▶ _Description of the task_
Pick out all lines in the listing holding the string "Nitrogen" and copy them.

▶ _Records for the task_
-- begin --

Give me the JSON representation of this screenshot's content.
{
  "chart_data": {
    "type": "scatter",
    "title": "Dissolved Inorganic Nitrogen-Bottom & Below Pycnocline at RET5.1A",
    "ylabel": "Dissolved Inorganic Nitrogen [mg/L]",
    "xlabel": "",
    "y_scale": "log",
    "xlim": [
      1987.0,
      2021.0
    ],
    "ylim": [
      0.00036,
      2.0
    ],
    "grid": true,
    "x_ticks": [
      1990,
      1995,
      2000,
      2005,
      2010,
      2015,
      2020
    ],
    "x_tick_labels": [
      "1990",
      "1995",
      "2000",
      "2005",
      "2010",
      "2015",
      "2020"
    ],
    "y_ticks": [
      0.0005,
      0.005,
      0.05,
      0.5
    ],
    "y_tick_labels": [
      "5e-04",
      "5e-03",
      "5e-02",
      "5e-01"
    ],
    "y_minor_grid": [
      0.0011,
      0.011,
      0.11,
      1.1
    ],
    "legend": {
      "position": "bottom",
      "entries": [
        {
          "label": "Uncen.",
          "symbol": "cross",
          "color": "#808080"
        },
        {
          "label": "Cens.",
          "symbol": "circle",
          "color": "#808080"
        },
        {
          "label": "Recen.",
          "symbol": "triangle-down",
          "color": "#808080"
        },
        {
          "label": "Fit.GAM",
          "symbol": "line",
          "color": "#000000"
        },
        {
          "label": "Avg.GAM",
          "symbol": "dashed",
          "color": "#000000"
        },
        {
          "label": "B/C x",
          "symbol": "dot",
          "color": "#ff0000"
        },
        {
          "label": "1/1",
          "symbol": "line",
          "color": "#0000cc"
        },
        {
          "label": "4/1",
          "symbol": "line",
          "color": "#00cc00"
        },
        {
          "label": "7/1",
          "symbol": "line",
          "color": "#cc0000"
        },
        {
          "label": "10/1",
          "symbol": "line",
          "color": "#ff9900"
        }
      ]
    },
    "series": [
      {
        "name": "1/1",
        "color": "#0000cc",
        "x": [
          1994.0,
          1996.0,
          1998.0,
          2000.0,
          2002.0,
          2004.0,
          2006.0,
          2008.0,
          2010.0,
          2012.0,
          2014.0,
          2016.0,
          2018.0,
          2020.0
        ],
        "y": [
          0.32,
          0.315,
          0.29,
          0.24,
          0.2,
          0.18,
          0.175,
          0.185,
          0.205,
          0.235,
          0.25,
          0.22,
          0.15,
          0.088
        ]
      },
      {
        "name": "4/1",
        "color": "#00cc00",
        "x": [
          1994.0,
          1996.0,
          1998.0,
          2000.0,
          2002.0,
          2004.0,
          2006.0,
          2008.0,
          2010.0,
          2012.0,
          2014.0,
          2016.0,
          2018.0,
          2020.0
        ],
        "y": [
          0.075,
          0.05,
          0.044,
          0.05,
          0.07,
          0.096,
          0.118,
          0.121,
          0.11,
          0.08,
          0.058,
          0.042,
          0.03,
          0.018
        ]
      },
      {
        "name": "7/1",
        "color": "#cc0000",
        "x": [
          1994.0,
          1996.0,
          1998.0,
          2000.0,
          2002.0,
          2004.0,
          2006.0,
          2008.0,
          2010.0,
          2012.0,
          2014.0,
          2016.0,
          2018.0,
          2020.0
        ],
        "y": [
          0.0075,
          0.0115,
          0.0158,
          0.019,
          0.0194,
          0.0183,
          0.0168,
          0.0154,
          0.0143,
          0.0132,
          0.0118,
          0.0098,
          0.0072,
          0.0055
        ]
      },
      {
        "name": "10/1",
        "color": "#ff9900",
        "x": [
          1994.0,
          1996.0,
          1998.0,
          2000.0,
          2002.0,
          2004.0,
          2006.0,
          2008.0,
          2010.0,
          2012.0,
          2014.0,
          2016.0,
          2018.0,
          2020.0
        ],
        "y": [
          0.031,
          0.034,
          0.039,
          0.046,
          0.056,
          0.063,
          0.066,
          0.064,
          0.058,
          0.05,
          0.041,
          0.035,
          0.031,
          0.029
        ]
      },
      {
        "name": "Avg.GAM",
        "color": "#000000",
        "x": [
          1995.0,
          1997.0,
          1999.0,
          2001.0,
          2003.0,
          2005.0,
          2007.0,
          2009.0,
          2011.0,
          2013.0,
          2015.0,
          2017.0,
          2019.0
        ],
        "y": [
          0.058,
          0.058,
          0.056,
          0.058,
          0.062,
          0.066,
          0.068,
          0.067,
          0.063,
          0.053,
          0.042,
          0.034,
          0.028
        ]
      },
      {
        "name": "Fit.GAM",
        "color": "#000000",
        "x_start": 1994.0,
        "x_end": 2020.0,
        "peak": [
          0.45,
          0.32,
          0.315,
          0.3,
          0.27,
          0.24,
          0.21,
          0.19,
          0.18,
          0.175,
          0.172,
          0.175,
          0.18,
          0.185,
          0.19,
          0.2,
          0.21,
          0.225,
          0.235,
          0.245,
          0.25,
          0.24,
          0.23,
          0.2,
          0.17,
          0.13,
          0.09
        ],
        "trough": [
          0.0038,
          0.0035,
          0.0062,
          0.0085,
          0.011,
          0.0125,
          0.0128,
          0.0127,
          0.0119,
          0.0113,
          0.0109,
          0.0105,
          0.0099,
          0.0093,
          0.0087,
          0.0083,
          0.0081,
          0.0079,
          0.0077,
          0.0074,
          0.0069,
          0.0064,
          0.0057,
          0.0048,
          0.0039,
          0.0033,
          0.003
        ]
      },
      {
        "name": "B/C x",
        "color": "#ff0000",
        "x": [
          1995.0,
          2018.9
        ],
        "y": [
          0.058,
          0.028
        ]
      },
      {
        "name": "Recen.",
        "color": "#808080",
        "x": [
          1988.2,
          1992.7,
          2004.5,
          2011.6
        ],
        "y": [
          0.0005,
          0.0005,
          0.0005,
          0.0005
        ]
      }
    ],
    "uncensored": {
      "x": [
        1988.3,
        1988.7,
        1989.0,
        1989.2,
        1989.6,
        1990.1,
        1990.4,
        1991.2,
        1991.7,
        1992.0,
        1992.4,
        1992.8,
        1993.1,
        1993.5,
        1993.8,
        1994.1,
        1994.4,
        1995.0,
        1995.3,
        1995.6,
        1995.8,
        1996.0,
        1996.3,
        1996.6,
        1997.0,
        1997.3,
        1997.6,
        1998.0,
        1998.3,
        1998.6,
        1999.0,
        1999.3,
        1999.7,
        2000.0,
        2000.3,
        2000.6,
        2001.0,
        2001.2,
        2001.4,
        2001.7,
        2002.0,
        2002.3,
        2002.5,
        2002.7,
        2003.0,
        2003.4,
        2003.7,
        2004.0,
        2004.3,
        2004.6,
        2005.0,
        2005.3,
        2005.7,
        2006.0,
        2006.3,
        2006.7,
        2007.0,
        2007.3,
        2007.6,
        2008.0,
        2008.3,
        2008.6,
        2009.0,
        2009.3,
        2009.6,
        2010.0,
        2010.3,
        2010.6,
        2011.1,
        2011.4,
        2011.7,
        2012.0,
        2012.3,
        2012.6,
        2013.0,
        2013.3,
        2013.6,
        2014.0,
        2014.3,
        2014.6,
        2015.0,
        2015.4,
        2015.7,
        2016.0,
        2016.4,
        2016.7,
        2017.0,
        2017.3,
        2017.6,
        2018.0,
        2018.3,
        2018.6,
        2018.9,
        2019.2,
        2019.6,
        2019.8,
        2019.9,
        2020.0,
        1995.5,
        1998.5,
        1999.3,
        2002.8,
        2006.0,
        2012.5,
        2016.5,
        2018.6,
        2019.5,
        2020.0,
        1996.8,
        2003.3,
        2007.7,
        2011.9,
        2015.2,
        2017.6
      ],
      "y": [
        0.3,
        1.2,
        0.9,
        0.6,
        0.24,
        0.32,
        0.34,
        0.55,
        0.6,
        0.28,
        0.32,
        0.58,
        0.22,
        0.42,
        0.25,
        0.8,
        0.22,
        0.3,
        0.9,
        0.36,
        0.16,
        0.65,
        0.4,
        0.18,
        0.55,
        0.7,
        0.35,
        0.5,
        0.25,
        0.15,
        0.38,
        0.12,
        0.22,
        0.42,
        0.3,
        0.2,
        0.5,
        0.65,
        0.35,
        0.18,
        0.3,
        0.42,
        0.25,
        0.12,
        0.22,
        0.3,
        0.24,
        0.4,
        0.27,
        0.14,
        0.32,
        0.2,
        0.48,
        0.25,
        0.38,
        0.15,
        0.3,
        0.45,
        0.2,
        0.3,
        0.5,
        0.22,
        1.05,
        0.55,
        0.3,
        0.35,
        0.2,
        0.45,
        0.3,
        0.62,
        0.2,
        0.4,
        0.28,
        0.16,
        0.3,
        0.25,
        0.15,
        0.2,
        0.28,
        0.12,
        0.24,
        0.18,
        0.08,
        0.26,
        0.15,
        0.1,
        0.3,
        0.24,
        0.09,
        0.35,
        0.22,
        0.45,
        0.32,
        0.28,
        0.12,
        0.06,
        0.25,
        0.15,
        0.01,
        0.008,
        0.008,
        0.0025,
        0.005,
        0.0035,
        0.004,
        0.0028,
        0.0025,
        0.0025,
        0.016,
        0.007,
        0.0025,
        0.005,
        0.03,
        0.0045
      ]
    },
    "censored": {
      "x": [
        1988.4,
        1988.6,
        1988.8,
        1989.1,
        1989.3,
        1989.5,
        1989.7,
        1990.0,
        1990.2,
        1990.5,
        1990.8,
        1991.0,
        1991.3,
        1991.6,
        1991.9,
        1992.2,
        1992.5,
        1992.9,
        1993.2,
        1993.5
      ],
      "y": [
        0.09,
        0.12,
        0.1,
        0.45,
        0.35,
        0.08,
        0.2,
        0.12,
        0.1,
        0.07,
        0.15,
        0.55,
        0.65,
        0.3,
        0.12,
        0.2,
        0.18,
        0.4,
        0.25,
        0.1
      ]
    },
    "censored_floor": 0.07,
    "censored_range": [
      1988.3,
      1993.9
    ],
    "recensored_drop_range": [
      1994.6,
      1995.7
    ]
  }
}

-- end --

▶ _Solution_
    "title": "Dissolved Inorganic Nitrogen-Bottom & Below Pycnocline at RET5.1A",
    "ylabel": "Dissolved Inorganic Nitrogen [mg/L]",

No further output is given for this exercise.